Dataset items
— START —
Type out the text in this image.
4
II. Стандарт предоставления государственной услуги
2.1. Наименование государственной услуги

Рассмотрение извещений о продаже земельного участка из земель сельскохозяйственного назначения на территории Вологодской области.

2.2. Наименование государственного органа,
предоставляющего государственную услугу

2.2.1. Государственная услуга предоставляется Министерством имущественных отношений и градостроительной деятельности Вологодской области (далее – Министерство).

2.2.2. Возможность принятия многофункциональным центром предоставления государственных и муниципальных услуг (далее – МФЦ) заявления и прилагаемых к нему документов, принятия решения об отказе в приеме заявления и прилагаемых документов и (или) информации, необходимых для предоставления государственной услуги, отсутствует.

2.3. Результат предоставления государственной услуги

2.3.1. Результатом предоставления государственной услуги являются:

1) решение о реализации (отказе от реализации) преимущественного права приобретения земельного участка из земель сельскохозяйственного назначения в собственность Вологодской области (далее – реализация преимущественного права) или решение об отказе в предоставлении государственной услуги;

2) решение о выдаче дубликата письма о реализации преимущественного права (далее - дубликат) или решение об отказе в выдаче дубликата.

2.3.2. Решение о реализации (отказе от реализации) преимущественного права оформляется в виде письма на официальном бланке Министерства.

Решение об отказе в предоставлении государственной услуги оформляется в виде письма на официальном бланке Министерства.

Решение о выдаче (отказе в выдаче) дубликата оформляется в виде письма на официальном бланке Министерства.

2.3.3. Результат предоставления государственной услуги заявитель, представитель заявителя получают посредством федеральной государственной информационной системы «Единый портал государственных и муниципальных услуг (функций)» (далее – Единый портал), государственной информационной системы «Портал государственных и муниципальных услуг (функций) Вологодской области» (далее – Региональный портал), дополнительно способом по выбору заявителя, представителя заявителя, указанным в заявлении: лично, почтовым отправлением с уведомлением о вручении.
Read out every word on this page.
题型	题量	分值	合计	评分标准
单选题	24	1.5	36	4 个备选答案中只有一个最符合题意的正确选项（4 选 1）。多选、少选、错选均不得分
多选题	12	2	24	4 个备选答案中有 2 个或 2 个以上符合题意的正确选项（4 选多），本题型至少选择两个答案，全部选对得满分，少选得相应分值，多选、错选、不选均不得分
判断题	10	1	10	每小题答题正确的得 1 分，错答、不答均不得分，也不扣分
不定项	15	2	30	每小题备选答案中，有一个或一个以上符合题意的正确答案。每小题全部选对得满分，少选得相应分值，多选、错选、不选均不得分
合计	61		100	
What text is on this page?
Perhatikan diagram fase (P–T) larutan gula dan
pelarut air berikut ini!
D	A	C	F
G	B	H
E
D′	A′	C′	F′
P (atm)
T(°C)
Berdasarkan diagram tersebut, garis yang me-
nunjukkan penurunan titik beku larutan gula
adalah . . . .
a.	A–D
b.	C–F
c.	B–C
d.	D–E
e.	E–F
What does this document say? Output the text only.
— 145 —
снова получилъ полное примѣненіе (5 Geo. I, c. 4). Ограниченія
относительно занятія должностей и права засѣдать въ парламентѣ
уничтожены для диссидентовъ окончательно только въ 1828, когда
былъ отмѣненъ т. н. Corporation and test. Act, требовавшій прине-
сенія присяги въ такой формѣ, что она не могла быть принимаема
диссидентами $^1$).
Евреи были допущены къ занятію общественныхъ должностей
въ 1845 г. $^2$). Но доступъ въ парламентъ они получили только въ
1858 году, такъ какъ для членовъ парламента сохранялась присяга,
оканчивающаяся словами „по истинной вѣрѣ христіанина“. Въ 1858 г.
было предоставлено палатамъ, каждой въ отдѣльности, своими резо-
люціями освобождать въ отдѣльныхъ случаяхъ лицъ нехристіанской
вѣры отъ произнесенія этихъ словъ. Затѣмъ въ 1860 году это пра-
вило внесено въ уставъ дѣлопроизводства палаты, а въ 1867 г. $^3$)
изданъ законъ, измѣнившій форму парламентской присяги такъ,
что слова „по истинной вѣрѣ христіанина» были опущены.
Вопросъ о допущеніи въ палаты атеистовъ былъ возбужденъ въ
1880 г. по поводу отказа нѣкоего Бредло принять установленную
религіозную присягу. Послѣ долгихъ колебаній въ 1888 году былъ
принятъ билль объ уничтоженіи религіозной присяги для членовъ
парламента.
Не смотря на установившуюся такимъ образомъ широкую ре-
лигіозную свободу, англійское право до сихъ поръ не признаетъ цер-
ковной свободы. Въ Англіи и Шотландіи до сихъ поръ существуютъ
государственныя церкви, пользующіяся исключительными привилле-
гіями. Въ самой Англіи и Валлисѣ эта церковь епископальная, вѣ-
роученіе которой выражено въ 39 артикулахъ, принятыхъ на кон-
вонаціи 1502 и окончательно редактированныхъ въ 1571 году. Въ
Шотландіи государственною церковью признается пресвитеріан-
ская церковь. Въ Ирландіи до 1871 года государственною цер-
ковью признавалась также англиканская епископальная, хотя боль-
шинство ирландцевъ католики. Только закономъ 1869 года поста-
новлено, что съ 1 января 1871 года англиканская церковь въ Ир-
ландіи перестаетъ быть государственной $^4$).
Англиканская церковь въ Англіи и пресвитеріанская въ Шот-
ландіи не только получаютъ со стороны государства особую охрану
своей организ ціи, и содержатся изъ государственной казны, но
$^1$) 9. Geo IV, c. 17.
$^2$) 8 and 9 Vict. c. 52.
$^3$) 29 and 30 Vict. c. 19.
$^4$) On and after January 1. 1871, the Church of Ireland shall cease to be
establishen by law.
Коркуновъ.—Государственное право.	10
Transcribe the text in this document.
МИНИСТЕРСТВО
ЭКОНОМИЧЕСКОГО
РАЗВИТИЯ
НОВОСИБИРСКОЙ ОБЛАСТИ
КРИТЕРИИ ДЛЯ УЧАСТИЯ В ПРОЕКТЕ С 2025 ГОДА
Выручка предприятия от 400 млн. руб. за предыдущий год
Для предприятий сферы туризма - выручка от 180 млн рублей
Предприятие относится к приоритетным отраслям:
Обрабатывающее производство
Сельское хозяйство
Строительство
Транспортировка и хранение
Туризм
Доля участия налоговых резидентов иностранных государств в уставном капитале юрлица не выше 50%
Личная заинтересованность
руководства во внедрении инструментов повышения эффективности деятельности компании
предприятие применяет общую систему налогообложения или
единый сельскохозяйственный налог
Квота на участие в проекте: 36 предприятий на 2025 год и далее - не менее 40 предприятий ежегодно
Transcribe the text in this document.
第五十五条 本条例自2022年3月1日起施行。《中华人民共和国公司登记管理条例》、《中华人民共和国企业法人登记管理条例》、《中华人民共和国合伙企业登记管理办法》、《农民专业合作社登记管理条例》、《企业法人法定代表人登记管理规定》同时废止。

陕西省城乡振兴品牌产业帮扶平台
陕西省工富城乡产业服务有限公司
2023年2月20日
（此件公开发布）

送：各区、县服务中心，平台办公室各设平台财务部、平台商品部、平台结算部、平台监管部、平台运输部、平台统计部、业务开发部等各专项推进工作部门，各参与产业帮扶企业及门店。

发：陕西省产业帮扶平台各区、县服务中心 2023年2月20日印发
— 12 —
— END —
**SET TASK**
Transcribe all of the material exactly. Omit nothing.

**WRITTEN RESPONSE**
Type out the text in this image.
4
II. Стандарт предоставления государственной услуги
2.1. Наименование государственной услуги

Рассмотрение извещений о продаже земельного участка из земель сельскохозяйственного назначения на территории Вологодской области.

2.2. Наименование государственного органа,
предоставляющего государственную услугу

2.2.1. Государственная услуга предоставляется Министерством имущественных отношений и градостроительной деятельности Вологодской области (далее – Министерство).

2.2.2. Возможность принятия многофункциональным центром предоставления государственных и муниципальных услуг (далее – МФЦ) заявления и прилагаемых к нему документов, принятия решения об отказе в приеме заявления и прилагаемых документов и (или) информации, необходимых для предоставления государственной услуги, отсутствует.

2.3. Результат предоставления государственной услуги

2.3.1. Результатом предоставления государственной услуги являются:

1) решение о реализации (отказе от реализации) преимущественного права приобретения земельного участка из земель сельскохозяйственного назначения в собственность Вологодской области (далее – реализация преимущественного права) или решение об отказе в предоставлении государственной услуги;

2) решение о выдаче дубликата письма о реализации преимущественного права (далее - дубликат) или решение об отказе в выдаче дубликата.

2.3.2. Решение о реализации (отказе от реализации) преимущественного права оформляется в виде письма на официальном бланке Министерства.

Решение об отказе в предоставлении государственной услуги оформляется в виде письма на официальном бланке Министерства.

Решение о выдаче (отказе в выдаче) дубликата оформляется в виде письма на официальном бланке Министерства.

2.3.3. Результат предоставления государственной услуги заявитель, представитель заявителя получают посредством федеральной государственной информационной системы «Единый портал государственных и муниципальных услуг (функций)» (далее – Единый портал), государственной информационной системы «Портал государственных и муниципальных услуг (функций) Вологодской области» (далее – Региональный портал), дополнительно способом по выбору заявителя, представителя заявителя, указанным в заявлении: лично, почтовым отправлением с уведомлением о вручении.
Read out every word on this page.
题型	题量	分值	合计	评分标准
单选题	24	1.5	36	4 个备选答案中只有一个最符合题意的正确选项（4 选 1）。多选、少选、错选均不得分
多选题	12	2	24	4 个备选答案中有 2 个或 2 个以上符合题意的正确选项（4 选多），本题型至少选择两个答案，全部选对得满分，少选得相应分值，多选、错选、不选均不得分
判断题	10	1	10	每小题答题正确的得 1 分，错答、不答均不得分，也不扣分
不定项	15	2	30	每小题备选答案中，有一个或一个以上符合题意的正确答案。每小题全部选对得满分，少选得相应分值，多选、错选、不选均不得分
合计	61		100	
What text is on this page?
Perhatikan diagram fase (P–T) larutan gula dan
pelarut air berikut ini!
D	A	C	F
G	B	H
E
D′	A′	C′	F′
P (atm)
T(°C)
Berdasarkan diagram tersebut, garis yang me-
nunjukkan penurunan titik beku larutan gula
adalah . . . .
a.	A–D
b.	C–F
c.	B–C
d.	D–E
e.	E–F
What does this document say? Output the text only.
— 145 —
снова получилъ полное примѣненіе (5 Geo. I, c. 4). Ограниченія
относительно занятія должностей и права засѣдать въ парламентѣ
уничтожены для диссидентовъ окончательно только въ 1828, когда
былъ отмѣненъ т. н. Corporation and test. Act, требовавшій прине-
сенія присяги въ такой формѣ, что она не могла быть принимаема
диссидентами $^1$).
Евреи были допущены къ занятію общественныхъ должностей
въ 1845 г. $^2$). Но доступъ въ парламентъ они получили только въ
1858 году, такъ какъ для членовъ парламента сохранялась присяга,
оканчивающаяся словами „по истинной вѣрѣ христіанина“. Въ 1858 г.
было предоставлено палатамъ, каждой въ отдѣльности, своими резо-
люціями освобождать въ отдѣльныхъ случаяхъ лицъ нехристіанской
вѣры отъ произнесенія этихъ словъ. Затѣмъ въ 1860 году это пра-
вило внесено въ уставъ дѣлопроизводства палаты, а въ 1867 г. $^3$)
изданъ законъ, измѣнившій форму парламентской присяги такъ,
что слова „по истинной вѣрѣ христіанина» были опущены.
Вопросъ о допущеніи въ палаты атеистовъ былъ возбужденъ въ
1880 г. по поводу отказа нѣкоего Бредло принять установленную
религіозную присягу. Послѣ долгихъ колебаній въ 1888 году былъ
принятъ билль объ уничтоженіи религіозной присяги для членовъ
парламента.
Не смотря на установившуюся такимъ образомъ широкую ре-
лигіозную свободу, англійское право до сихъ поръ не признаетъ цер-
ковной свободы. Въ Англіи и Шотландіи до сихъ поръ существуютъ
государственныя церкви, пользующіяся исключительными привилле-
гіями. Въ самой Англіи и Валлисѣ эта церковь епископальная, вѣ-
роученіе которой выражено въ 39 артикулахъ, принятыхъ на кон-
вонаціи 1502 и окончательно редактированныхъ въ 1571 году. Въ
Шотландіи государственною церковью признается пресвитеріан-
ская церковь. Въ Ирландіи до 1871 года государственною цер-
ковью признавалась также англиканская епископальная, хотя боль-
шинство ирландцевъ католики. Только закономъ 1869 года поста-
новлено, что съ 1 января 1871 года англиканская церковь въ Ир-
ландіи перестаетъ быть государственной $^4$).
Англиканская церковь въ Англіи и пресвитеріанская въ Шот-
ландіи не только получаютъ со стороны государства особую охрану
своей организ ціи, и содержатся изъ государственной казны, но
$^1$) 9. Geo IV, c. 17.
$^2$) 8 and 9 Vict. c. 52.
$^3$) 29 and 30 Vict. c. 19.
$^4$) On and after January 1. 1871, the Church of Ireland shall cease to be
establishen by law.
Коркуновъ.—Государственное право.	10
Transcribe the text in this document.
МИНИСТЕРСТВО
ЭКОНОМИЧЕСКОГО
РАЗВИТИЯ
НОВОСИБИРСКОЙ ОБЛАСТИ
КРИТЕРИИ ДЛЯ УЧАСТИЯ В ПРОЕКТЕ С 2025 ГОДА
Выручка предприятия от 400 млн. руб. за предыдущий год
Для предприятий сферы туризма - выручка от 180 млн рублей
Предприятие относится к приоритетным отраслям:
Обрабатывающее производство
Сельское хозяйство
Строительство
Транспортировка и хранение
Туризм
Доля участия налоговых резидентов иностранных государств в уставном капитале юрлица не выше 50%
Личная заинтересованность
руководства во внедрении инструментов повышения эффективности деятельности компании
предприятие применяет общую систему налогообложения или
единый сельскохозяйственный налог
Квота на участие в проекте: 36 предприятий на 2025 год и далее - не менее 40 предприятий ежегодно
Transcribe the text in this document.
第五十五条 本条例自2022年3月1日起施行。《中华人民共和国公司登记管理条例》、《中华人民共和国企业法人登记管理条例》、《中华人民共和国合伙企业登记管理办法》、《农民专业合作社登记管理条例》、《企业法人法定代表人登记管理规定》同时废止。

陕西省城乡振兴品牌产业帮扶平台
陕西省工富城乡产业服务有限公司
2023年2月20日
（此件公开发布）

送：各区、县服务中心，平台办公室各设平台财务部、平台商品部、平台结算部、平台监管部、平台运输部、平台统计部、业务开发部等各专项推进工作部门，各参与产业帮扶企业及门店。

发：陕西省产业帮扶平台各区、县服务中心 2023年2月20日印发
— 12 —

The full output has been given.